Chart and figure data
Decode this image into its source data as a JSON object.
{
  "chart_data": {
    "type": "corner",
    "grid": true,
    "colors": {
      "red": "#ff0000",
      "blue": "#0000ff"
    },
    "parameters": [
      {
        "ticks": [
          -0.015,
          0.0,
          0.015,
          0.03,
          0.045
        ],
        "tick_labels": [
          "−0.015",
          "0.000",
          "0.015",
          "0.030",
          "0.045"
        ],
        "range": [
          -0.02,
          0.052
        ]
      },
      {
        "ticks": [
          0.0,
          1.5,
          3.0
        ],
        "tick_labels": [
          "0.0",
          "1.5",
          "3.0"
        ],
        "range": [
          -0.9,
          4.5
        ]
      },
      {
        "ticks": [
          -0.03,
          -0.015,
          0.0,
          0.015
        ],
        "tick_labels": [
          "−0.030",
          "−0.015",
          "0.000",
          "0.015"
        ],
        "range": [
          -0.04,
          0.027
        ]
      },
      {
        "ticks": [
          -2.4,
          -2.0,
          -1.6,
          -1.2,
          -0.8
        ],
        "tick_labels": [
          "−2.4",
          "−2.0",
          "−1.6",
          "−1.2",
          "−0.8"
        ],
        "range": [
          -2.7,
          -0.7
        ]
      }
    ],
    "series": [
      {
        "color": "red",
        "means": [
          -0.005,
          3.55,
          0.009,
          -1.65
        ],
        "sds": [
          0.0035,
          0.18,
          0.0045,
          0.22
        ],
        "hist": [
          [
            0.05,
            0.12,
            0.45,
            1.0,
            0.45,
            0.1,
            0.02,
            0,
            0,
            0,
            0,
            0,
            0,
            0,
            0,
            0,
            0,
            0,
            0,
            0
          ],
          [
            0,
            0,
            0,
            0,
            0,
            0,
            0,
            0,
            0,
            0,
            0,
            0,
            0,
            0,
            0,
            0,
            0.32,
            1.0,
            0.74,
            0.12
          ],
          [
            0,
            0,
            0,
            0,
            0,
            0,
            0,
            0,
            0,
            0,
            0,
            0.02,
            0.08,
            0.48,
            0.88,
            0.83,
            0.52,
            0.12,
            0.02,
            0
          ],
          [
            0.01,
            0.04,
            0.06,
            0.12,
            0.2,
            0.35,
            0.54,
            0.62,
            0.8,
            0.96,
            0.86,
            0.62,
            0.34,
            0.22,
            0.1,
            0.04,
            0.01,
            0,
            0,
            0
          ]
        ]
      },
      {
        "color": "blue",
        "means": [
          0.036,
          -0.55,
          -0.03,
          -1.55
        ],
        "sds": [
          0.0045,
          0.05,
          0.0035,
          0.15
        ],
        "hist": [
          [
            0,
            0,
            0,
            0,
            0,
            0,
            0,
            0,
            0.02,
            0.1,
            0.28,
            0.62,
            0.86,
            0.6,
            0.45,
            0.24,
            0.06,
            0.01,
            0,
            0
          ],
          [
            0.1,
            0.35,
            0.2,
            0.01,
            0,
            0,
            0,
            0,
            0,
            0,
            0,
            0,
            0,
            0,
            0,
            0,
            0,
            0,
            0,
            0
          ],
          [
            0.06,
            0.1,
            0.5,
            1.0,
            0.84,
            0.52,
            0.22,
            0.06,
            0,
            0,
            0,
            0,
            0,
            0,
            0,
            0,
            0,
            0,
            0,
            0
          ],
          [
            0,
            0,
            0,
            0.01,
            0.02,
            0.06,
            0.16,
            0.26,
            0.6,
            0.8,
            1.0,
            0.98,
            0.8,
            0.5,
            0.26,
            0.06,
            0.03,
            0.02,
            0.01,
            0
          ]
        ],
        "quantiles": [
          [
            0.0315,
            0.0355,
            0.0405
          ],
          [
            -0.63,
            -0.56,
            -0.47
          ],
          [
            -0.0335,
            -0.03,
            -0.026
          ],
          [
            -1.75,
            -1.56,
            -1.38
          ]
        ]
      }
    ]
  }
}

■ **What you should do**
The records above are to be repeated exactly, in their entirety.

■ **Result below**
Decode this image into its source data as a JSON object.
{
  "chart_data": {
    "type": "corner",
    "grid": true,
    "colors": {
      "red": "#ff0000",
      "blue": "#0000ff"
    },
    "parameters": [
      {
        "ticks": [
          -0.015,
          0.0,
          0.015,
          0.03,
          0.045
        ],
        "tick_labels": [
          "−0.015",
          "0.000",
          "0.015",
          "0.030",
          "0.045"
        ],
        "range": [
          -0.02,
          0.052
        ]
      },
      {
        "ticks": [
          0.0,
          1.5,
          3.0
        ],
        "tick_labels": [
          "0.0",
          "1.5",
          "3.0"
        ],
        "range": [
          -0.9,
          4.5
        ]
      },
      {
        "ticks": [
          -0.03,
          -0.015,
          0.0,
          0.015
        ],
        "tick_labels": [
          "−0.030",
          "−0.015",
          "0.000",
          "0.015"
        ],
        "range": [
          -0.04,
          0.027
        ]
      },
      {
        "ticks": [
          -2.4,
          -2.0,
          -1.6,
          -1.2,
          -0.8
        ],
        "tick_labels": [
          "−2.4",
          "−2.0",
          "−1.6",
          "−1.2",
          "−0.8"
        ],
        "range": [
          -2.7,
          -0.7
        ]
      }
    ],
    "series": [
      {
        "color": "red",
        "means": [
          -0.005,
          3.55,
          0.009,
          -1.65
        ],
        "sds": [
          0.0035,
          0.18,
          0.0045,
          0.22
        ],
        "hist": [
          [
            0.05,
            0.12,
            0.45,
            1.0,
            0.45,
            0.1,
            0.02,
            0,
            0,
            0,
            0,
            0,
            0,
            0,
            0,
            0,
            0,
            0,
            0,
            0
          ],
          [
            0,
            0,
            0,
            0,
            0,
            0,
            0,
            0,
            0,
            0,
            0,
            0,
            0,
            0,
            0,
            0,
            0.32,
            1.0,
            0.74,
            0.12
          ],
          [
            0,
            0,
            0,
            0,
            0,
            0,
            0,
            0,
            0,
            0,
            0,
            0.02,
            0.08,
            0.48,
            0.88,
            0.83,
            0.52,
            0.12,
            0.02,
            0
          ],
          [
            0.01,
            0.04,
            0.06,
            0.12,
            0.2,
            0.35,
            0.54,
            0.62,
            0.8,
            0.96,
            0.86,
            0.62,
            0.34,
            0.22,
            0.1,
            0.04,
            0.01,
            0,
            0,
            0
          ]
        ]
      },
      {
        "color": "blue",
        "means": [
          0.036,
          -0.55,
          -0.03,
          -1.55
        ],
        "sds": [
          0.0045,
          0.05,
          0.0035,
          0.15
        ],
        "hist": [
          [
            0,
            0,
            0,
            0,
            0,
            0,
            0,
            0,
            0.02,
            0.1,
            0.28,
            0.62,
            0.86,
            0.6,
            0.45,
            0.24,
            0.06,
            0.01,
            0,
            0
          ],
          [
            0.1,
            0.35,
            0.2,
            0.01,
            0,
            0,
            0,
            0,
            0,
            0,
            0,
            0,
            0,
            0,
            0,
            0,
            0,
            0,
            0,
            0
          ],
          [
            0.06,
            0.1,
            0.5,
            1.0,
            0.84,
            0.52,
            0.22,
            0.06,
            0,
            0,
            0,
            0,
            0,
            0,
            0,
            0,
            0,
            0,
            0,
            0
          ],
          [
            0,
            0,
            0,
            0.01,
            0.02,
            0.06,
            0.16,
            0.26,
            0.6,
            0.8,
            1.0,
            0.98,
            0.8,
            0.5,
            0.26,
            0.06,
            0.03,
            0.02,
            0.01,
            0
          ]
        ],
        "quantiles": [
          [
            0.0315,
            0.0355,
            0.0405
          ],
          [
            -0.63,
            -0.56,
            -0.47
          ],
          [
            -0.0335,
            -0.03,
            -0.026
          ],
          [
            -1.75,
            -1.56,
            -1.38
          ]
        ]
      }
    ]
  }
}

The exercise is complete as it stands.